WRITTEN TASK
Look for the word "governo" in the entries below, then copy every line that has it.

--- START RECORD LIST ---

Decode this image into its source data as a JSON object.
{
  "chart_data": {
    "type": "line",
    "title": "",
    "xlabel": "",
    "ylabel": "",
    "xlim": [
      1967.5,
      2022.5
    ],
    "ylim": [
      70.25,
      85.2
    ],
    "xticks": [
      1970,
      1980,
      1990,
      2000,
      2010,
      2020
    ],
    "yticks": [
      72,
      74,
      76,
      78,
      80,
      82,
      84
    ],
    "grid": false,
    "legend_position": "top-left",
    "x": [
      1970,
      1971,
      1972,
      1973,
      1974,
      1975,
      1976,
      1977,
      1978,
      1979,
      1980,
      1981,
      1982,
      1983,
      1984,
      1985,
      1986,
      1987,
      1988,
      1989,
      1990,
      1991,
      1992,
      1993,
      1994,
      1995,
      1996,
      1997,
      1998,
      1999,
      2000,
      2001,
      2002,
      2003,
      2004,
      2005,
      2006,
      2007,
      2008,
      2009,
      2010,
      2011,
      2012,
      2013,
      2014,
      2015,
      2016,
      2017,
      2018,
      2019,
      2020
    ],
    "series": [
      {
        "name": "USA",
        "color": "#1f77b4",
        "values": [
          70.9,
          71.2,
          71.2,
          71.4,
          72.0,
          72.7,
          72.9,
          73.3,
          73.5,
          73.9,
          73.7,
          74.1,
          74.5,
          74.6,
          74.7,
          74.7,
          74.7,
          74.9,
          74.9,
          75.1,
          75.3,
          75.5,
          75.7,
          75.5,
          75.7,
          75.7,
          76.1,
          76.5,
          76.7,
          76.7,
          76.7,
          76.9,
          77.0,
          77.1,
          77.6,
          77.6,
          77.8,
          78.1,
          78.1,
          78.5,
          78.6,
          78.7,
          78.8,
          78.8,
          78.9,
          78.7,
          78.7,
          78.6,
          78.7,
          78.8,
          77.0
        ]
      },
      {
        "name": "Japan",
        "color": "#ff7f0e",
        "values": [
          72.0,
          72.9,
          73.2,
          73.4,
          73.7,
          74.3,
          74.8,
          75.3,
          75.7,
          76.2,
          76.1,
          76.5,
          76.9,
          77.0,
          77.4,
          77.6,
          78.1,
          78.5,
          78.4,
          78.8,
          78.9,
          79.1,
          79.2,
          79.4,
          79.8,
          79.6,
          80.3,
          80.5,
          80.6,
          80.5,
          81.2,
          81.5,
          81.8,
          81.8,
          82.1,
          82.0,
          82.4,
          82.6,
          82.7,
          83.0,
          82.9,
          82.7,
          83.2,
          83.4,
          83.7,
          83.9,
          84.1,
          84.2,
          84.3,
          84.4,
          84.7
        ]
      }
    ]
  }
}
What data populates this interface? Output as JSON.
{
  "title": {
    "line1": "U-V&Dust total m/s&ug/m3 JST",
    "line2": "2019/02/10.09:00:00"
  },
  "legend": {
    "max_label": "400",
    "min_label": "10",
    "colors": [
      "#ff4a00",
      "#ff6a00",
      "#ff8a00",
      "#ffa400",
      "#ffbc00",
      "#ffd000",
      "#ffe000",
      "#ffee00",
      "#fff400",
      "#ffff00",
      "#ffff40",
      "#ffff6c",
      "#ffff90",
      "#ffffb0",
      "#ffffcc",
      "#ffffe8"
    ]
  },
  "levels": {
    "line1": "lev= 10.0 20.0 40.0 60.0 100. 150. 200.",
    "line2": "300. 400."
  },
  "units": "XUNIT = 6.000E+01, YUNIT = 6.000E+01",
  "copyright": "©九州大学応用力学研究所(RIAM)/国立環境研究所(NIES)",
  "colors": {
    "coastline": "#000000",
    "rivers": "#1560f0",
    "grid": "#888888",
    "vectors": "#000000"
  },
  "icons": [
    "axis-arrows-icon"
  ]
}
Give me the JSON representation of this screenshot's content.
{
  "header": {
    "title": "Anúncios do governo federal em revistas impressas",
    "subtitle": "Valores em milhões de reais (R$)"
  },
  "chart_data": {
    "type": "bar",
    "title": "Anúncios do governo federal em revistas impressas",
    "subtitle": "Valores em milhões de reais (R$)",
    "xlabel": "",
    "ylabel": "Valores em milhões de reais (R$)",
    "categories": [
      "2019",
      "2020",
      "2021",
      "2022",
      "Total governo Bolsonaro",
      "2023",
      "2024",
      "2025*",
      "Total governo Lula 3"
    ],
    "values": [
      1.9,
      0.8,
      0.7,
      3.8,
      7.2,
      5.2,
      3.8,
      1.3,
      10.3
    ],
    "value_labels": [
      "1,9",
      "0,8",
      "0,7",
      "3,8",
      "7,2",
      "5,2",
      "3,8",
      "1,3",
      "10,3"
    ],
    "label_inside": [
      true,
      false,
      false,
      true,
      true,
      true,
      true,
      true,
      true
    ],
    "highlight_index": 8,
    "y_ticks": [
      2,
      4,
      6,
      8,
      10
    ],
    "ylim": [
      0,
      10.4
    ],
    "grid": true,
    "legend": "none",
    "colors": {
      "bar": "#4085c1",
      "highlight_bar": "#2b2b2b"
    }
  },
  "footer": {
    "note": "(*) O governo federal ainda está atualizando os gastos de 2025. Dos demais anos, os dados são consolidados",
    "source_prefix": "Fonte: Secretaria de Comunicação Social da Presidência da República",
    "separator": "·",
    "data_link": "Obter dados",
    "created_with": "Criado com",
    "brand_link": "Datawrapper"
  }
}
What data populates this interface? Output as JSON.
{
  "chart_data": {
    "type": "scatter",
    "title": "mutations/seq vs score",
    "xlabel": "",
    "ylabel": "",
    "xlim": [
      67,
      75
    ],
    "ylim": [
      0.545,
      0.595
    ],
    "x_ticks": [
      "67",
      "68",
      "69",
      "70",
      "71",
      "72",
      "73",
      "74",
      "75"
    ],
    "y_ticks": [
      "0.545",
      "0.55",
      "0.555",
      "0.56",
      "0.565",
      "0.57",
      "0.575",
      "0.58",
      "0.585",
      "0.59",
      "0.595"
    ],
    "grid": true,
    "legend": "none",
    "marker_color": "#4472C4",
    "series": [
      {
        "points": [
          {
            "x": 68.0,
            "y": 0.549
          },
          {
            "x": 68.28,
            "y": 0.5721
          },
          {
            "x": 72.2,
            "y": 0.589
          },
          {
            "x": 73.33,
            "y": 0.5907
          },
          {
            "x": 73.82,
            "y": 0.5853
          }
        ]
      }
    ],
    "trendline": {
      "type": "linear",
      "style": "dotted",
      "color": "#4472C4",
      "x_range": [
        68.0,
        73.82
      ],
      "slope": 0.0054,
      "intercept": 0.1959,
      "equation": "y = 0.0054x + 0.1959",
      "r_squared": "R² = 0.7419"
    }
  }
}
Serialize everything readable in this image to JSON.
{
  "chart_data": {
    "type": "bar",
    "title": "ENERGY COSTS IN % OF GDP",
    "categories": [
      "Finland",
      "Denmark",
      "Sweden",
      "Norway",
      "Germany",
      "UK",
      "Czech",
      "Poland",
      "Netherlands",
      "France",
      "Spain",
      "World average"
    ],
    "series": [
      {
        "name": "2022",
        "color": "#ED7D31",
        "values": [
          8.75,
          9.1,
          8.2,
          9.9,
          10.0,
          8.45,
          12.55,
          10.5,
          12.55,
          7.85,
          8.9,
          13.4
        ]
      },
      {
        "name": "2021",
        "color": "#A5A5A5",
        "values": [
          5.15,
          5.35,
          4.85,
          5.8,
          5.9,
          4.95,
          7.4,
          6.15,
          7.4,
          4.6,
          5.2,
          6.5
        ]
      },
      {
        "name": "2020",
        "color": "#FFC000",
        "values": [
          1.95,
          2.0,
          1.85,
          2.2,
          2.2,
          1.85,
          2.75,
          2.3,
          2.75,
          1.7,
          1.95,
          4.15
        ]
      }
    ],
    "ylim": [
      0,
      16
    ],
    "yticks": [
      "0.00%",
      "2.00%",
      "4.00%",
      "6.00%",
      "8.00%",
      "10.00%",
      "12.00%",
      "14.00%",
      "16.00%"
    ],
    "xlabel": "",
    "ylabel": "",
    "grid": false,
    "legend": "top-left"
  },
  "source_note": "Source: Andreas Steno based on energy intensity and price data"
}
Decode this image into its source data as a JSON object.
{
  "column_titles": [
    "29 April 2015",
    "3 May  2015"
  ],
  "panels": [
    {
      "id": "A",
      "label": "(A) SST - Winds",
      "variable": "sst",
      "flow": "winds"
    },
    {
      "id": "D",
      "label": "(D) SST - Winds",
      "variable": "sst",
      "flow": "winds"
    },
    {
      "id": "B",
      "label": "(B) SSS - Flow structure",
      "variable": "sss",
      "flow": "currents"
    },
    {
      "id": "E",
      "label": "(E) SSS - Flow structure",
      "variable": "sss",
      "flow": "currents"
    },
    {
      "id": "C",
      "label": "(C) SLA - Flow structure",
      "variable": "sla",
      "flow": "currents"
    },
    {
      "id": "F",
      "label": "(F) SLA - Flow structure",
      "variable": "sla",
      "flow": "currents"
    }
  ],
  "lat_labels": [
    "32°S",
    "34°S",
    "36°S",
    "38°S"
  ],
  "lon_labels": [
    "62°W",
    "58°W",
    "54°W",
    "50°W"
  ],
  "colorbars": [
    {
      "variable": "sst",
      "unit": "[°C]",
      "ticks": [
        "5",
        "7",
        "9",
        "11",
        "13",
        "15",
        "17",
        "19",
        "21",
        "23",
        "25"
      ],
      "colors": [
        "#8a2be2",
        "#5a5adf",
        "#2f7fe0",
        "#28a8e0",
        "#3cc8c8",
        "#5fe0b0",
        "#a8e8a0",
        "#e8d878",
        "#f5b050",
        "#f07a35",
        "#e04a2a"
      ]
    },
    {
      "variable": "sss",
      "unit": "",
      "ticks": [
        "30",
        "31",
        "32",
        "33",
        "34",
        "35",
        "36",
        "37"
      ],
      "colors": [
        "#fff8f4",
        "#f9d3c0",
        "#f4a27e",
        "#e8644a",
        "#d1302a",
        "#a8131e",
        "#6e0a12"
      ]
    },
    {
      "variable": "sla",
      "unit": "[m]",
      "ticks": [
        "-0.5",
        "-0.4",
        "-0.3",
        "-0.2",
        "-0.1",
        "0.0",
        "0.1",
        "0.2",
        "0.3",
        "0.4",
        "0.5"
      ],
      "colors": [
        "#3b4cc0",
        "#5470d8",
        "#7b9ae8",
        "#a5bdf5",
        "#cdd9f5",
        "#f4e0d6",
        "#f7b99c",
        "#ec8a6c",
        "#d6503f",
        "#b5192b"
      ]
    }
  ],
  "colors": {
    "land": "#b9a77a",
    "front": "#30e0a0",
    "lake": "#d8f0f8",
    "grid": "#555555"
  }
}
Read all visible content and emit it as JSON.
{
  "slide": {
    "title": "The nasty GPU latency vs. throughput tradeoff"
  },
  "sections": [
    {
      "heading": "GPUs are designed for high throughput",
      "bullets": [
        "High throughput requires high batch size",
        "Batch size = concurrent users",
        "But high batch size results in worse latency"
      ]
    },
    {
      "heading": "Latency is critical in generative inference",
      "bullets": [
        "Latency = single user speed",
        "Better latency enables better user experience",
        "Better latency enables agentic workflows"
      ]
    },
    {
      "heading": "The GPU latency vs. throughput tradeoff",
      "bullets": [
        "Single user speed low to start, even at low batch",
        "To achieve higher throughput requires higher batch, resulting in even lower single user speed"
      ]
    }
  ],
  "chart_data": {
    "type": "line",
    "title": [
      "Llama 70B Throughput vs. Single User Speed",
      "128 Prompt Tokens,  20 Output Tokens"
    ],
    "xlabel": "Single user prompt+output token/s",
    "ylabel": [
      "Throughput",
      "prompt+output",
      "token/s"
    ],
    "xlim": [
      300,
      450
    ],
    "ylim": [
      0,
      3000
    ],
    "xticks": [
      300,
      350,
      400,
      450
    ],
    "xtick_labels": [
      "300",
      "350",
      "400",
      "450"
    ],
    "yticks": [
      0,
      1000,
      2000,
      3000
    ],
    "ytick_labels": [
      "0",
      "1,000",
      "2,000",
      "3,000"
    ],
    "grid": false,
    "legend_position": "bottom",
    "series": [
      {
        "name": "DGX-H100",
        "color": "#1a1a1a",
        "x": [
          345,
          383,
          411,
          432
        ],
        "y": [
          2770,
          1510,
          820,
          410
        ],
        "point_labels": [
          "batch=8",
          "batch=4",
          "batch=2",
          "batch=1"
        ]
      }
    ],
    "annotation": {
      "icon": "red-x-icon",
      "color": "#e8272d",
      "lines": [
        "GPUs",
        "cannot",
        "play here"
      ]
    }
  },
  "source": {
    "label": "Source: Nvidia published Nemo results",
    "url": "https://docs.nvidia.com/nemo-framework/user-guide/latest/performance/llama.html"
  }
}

--- END RECORD LIST ---

RESULT BELOW
    "title": "Anúncios do governo federal em revistas impressas",
    "title": "Anúncios do governo federal em revistas impressas",
      "Total governo Bolsonaro",
      "Total governo Lula 3"
    "note": "(*) O governo federal ainda está atualizando os gastos de 2025. Dos demais anos, os dados são consolidados",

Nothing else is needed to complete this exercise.